TO BE DONE:
Copy every line that contains the string "cahaya" from the entries below.

++++ DATA TO USE ++++

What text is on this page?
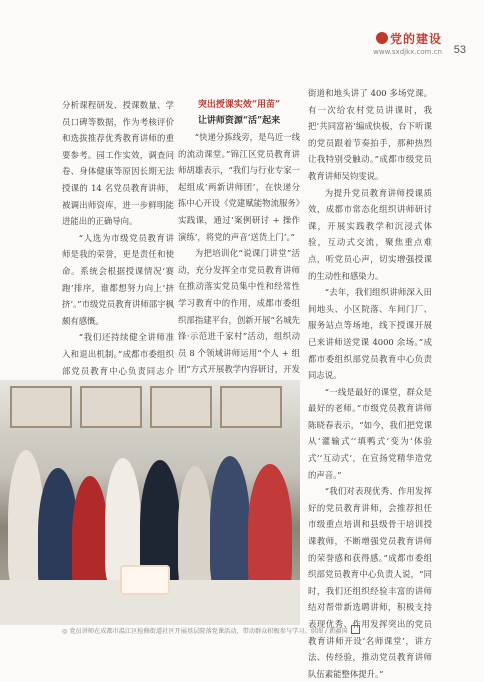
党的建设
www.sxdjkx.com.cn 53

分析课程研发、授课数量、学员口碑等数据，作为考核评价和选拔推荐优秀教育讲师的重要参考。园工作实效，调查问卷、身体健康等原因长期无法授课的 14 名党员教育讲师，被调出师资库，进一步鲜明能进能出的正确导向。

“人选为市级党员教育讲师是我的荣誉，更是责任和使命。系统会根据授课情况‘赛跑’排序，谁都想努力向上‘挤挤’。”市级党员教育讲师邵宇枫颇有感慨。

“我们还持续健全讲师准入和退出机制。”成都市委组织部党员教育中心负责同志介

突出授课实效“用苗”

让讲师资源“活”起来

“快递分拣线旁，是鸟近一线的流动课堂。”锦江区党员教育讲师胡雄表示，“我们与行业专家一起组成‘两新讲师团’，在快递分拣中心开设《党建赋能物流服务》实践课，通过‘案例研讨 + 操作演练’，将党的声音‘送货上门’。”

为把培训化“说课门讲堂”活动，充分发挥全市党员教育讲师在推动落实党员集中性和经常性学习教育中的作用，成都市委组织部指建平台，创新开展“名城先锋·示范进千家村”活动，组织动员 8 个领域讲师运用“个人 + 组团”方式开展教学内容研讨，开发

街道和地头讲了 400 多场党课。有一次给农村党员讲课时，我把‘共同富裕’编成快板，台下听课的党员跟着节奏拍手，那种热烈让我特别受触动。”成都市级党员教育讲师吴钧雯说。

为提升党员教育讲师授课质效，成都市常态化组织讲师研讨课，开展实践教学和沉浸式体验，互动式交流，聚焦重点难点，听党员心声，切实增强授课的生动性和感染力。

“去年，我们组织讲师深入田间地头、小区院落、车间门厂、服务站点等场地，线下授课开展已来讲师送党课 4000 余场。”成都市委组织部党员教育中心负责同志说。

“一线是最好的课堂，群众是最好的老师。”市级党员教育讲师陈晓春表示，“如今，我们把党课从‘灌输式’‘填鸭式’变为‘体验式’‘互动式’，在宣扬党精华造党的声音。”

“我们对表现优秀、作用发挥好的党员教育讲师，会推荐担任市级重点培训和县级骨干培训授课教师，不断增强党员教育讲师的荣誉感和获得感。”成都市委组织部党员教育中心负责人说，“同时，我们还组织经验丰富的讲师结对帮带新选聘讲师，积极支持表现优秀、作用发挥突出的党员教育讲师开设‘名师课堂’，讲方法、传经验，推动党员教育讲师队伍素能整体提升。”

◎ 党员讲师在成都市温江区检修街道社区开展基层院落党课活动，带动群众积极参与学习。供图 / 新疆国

++++
++++ DATA TO USE ++++

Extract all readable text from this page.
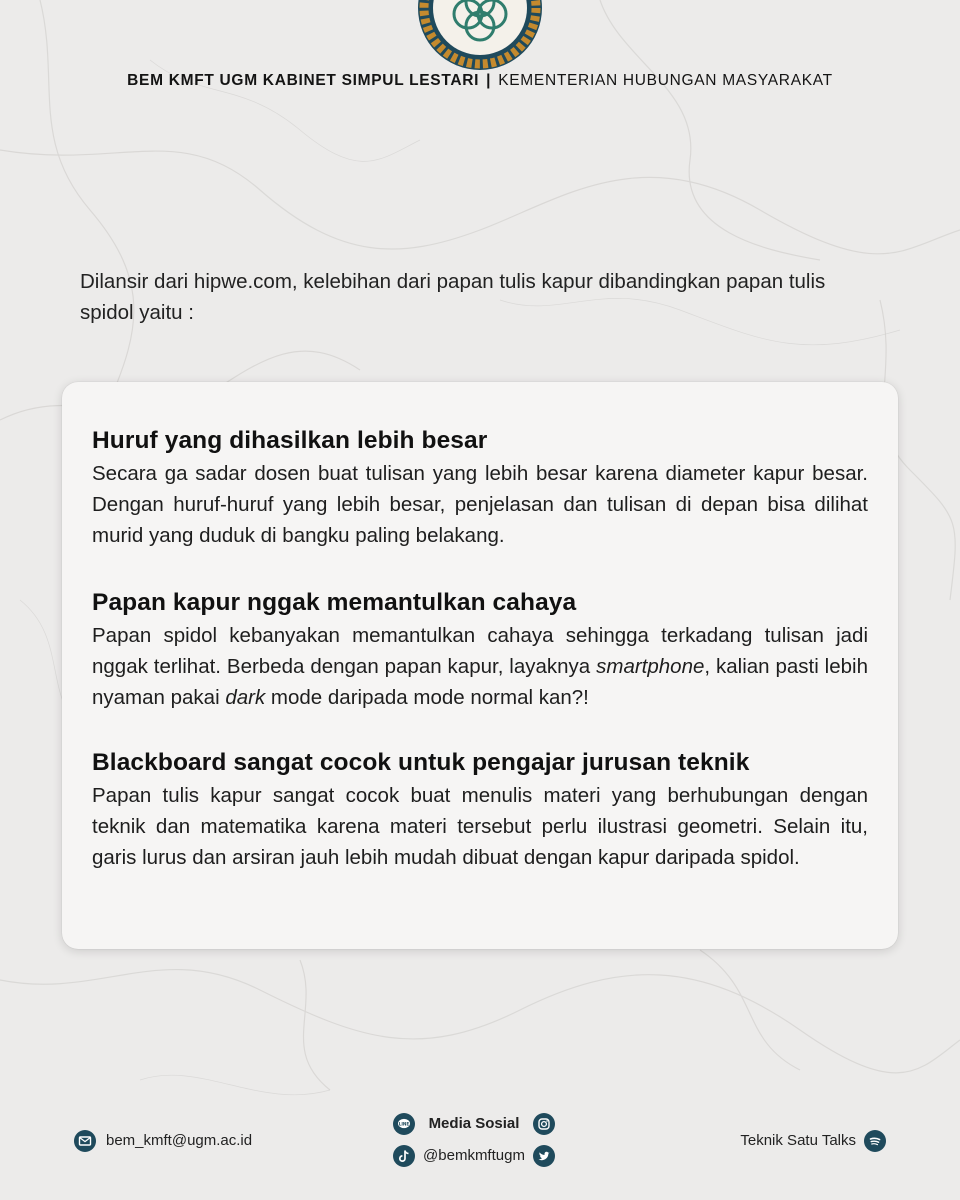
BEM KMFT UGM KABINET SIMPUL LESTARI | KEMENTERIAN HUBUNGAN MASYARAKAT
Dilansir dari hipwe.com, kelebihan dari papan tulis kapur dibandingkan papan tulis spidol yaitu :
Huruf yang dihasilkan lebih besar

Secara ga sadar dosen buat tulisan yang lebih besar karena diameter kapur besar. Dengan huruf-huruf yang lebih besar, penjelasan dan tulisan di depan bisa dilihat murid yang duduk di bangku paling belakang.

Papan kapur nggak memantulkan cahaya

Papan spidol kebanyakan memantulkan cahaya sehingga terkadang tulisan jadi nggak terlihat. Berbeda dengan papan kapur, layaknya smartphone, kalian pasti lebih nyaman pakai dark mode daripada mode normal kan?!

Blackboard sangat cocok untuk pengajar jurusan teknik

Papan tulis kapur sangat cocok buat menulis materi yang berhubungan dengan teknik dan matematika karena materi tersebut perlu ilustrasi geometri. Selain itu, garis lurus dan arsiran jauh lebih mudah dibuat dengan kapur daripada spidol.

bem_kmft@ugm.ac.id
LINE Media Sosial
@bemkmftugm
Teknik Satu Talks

++++
++++ DATA TO USE ++++

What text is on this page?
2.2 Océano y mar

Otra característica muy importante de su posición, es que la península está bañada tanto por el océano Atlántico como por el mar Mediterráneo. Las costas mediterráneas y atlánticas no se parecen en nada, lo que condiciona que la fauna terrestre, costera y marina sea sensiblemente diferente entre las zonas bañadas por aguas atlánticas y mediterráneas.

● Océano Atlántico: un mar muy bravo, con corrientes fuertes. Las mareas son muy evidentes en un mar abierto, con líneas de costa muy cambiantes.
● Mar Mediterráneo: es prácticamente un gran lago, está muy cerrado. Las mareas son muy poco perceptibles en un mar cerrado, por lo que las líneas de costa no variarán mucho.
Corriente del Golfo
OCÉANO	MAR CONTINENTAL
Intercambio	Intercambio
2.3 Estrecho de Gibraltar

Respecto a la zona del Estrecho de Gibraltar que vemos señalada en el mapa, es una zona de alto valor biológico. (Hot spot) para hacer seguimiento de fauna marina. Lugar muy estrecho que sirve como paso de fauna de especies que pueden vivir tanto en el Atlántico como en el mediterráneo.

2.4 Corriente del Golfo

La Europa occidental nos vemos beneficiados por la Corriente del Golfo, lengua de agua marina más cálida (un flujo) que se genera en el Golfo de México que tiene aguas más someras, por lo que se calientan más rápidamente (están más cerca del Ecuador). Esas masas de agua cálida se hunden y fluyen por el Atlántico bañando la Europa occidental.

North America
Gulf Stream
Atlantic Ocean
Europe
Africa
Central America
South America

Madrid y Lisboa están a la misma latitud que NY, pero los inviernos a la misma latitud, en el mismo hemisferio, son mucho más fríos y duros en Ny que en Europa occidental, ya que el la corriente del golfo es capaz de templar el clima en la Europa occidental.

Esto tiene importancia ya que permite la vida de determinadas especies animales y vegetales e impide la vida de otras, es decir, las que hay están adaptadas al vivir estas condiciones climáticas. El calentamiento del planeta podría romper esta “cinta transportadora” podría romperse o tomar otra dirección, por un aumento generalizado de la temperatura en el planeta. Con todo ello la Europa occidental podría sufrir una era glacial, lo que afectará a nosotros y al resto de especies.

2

++++

TASK OUTPUT:
Papan kapur nggak memantulkan cahaya
Papan spidol kebanyakan memantulkan cahaya sehingga terkadang tulisan jadi nggak terlihat. Berbeda dengan papan kapur, layaknya smartphone, kalian pasti lebih nyaman pakai dark mode daripada mode normal kan?!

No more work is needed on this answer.